- Task details
Every entry below must appear again, exactly as written.

- Input material

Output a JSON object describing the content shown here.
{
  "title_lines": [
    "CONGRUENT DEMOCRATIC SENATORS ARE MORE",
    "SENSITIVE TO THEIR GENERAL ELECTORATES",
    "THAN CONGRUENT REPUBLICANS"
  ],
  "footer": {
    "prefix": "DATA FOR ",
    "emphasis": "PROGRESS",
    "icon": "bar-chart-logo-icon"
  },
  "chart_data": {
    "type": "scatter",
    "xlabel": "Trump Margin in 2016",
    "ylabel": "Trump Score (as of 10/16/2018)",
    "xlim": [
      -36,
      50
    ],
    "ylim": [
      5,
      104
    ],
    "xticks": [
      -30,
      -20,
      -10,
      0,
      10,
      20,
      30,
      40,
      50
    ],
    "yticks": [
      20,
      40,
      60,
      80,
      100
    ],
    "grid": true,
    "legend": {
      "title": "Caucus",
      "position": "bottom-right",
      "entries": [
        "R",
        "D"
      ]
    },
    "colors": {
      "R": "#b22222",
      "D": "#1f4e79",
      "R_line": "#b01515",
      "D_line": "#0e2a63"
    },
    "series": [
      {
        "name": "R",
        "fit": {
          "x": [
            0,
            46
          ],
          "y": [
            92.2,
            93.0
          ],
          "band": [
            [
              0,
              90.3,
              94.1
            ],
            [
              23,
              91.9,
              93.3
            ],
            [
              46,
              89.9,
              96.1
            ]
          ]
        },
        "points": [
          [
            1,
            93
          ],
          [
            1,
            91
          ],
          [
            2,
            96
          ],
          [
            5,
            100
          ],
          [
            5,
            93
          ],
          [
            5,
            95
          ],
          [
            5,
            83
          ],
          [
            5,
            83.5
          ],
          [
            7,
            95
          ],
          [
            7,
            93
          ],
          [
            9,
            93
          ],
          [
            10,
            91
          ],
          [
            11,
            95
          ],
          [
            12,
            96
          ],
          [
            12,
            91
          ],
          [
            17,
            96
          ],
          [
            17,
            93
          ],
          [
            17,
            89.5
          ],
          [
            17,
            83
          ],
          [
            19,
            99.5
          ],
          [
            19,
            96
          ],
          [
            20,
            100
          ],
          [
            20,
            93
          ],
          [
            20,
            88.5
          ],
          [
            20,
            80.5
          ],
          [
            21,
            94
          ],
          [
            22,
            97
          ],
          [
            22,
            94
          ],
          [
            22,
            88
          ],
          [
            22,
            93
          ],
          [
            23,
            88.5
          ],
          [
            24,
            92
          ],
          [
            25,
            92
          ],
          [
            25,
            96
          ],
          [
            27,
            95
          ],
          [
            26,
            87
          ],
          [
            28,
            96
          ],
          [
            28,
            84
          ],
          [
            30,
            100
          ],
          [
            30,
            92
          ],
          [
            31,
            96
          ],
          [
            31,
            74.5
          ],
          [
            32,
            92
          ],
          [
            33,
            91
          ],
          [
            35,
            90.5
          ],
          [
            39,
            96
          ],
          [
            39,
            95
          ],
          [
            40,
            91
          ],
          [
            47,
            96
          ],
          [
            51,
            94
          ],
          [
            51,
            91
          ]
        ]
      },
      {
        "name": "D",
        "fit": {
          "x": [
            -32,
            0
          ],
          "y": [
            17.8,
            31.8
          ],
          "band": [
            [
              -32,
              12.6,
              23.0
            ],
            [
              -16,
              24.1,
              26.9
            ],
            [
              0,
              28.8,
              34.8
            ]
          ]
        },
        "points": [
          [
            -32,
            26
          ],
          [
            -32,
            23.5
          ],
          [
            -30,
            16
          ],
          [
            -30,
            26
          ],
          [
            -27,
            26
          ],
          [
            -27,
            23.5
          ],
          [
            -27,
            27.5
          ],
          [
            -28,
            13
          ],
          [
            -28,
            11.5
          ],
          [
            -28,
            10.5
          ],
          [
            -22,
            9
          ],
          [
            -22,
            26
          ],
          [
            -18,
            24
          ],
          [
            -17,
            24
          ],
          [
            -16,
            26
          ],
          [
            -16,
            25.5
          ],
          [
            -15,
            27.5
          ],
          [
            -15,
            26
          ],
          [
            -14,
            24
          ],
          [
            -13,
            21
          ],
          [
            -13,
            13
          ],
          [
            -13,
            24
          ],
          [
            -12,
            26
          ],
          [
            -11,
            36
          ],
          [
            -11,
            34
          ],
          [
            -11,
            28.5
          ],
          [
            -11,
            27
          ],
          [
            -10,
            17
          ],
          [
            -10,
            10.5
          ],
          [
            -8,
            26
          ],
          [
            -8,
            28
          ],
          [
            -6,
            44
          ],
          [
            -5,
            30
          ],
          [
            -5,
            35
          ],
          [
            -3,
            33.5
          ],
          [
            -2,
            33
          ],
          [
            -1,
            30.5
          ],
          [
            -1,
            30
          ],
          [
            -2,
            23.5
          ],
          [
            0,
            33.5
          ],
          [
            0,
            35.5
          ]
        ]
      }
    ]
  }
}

- Response below
Output a JSON object describing the content shown here.
{
  "title_lines": [
    "CONGRUENT DEMOCRATIC SENATORS ARE MORE",
    "SENSITIVE TO THEIR GENERAL ELECTORATES",
    "THAN CONGRUENT REPUBLICANS"
  ],
  "footer": {
    "prefix": "DATA FOR ",
    "emphasis": "PROGRESS",
    "icon": "bar-chart-logo-icon"
  },
  "chart_data": {
    "type": "scatter",
    "xlabel": "Trump Margin in 2016",
    "ylabel": "Trump Score (as of 10/16/2018)",
    "xlim": [
      -36,
      50
    ],
    "ylim": [
      5,
      104
    ],
    "xticks": [
      -30,
      -20,
      -10,
      0,
      10,
      20,
      30,
      40,
      50
    ],
    "yticks": [
      20,
      40,
      60,
      80,
      100
    ],
    "grid": true,
    "legend": {
      "title": "Caucus",
      "position": "bottom-right",
      "entries": [
        "R",
        "D"
      ]
    },
    "colors": {
      "R": "#b22222",
      "D": "#1f4e79",
      "R_line": "#b01515",
      "D_line": "#0e2a63"
    },
    "series": [
      {
        "name": "R",
        "fit": {
          "x": [
            0,
            46
          ],
          "y": [
            92.2,
            93.0
          ],
          "band": [
            [
              0,
              90.3,
              94.1
            ],
            [
              23,
              91.9,
              93.3
            ],
            [
              46,
              89.9,
              96.1
            ]
          ]
        },
        "points": [
          [
            1,
            93
          ],
          [
            1,
            91
          ],
          [
            2,
            96
          ],
          [
            5,
            100
          ],
          [
            5,
            93
          ],
          [
            5,
            95
          ],
          [
            5,
            83
          ],
          [
            5,
            83.5
          ],
          [
            7,
            95
          ],
          [
            7,
            93
          ],
          [
            9,
            93
          ],
          [
            10,
            91
          ],
          [
            11,
            95
          ],
          [
            12,
            96
          ],
          [
            12,
            91
          ],
          [
            17,
            96
          ],
          [
            17,
            93
          ],
          [
            17,
            89.5
          ],
          [
            17,
            83
          ],
          [
            19,
            99.5
          ],
          [
            19,
            96
          ],
          [
            20,
            100
          ],
          [
            20,
            93
          ],
          [
            20,
            88.5
          ],
          [
            20,
            80.5
          ],
          [
            21,
            94
          ],
          [
            22,
            97
          ],
          [
            22,
            94
          ],
          [
            22,
            88
          ],
          [
            22,
            93
          ],
          [
            23,
            88.5
          ],
          [
            24,
            92
          ],
          [
            25,
            92
          ],
          [
            25,
            96
          ],
          [
            27,
            95
          ],
          [
            26,
            87
          ],
          [
            28,
            96
          ],
          [
            28,
            84
          ],
          [
            30,
            100
          ],
          [
            30,
            92
          ],
          [
            31,
            96
          ],
          [
            31,
            74.5
          ],
          [
            32,
            92
          ],
          [
            33,
            91
          ],
          [
            35,
            90.5
          ],
          [
            39,
            96
          ],
          [
            39,
            95
          ],
          [
            40,
            91
          ],
          [
            47,
            96
          ],
          [
            51,
            94
          ],
          [
            51,
            91
          ]
        ]
      },
      {
        "name": "D",
        "fit": {
          "x": [
            -32,
            0
          ],
          "y": [
            17.8,
            31.8
          ],
          "band": [
            [
              -32,
              12.6,
              23.0
            ],
            [
              -16,
              24.1,
              26.9
            ],
            [
              0,
              28.8,
              34.8
            ]
          ]
        },
        "points": [
          [
            -32,
            26
          ],
          [
            -32,
            23.5
          ],
          [
            -30,
            16
          ],
          [
            -30,
            26
          ],
          [
            -27,
            26
          ],
          [
            -27,
            23.5
          ],
          [
            -27,
            27.5
          ],
          [
            -28,
            13
          ],
          [
            -28,
            11.5
          ],
          [
            -28,
            10.5
          ],
          [
            -22,
            9
          ],
          [
            -22,
            26
          ],
          [
            -18,
            24
          ],
          [
            -17,
            24
          ],
          [
            -16,
            26
          ],
          [
            -16,
            25.5
          ],
          [
            -15,
            27.5
          ],
          [
            -15,
            26
          ],
          [
            -14,
            24
          ],
          [
            -13,
            21
          ],
          [
            -13,
            13
          ],
          [
            -13,
            24
          ],
          [
            -12,
            26
          ],
          [
            -11,
            36
          ],
          [
            -11,
            34
          ],
          [
            -11,
            28.5
          ],
          [
            -11,
            27
          ],
          [
            -10,
            17
          ],
          [
            -10,
            10.5
          ],
          [
            -8,
            26
          ],
          [
            -8,
            28
          ],
          [
            -6,
            44
          ],
          [
            -5,
            30
          ],
          [
            -5,
            35
          ],
          [
            -3,
            33.5
          ],
          [
            -2,
            33
          ],
          [
            -1,
            30.5
          ],
          [
            -1,
            30
          ],
          [
            -2,
            23.5
          ],
          [
            0,
            33.5
          ],
          [
            0,
            35.5
          ]
        ]
      }
    ]
  }
}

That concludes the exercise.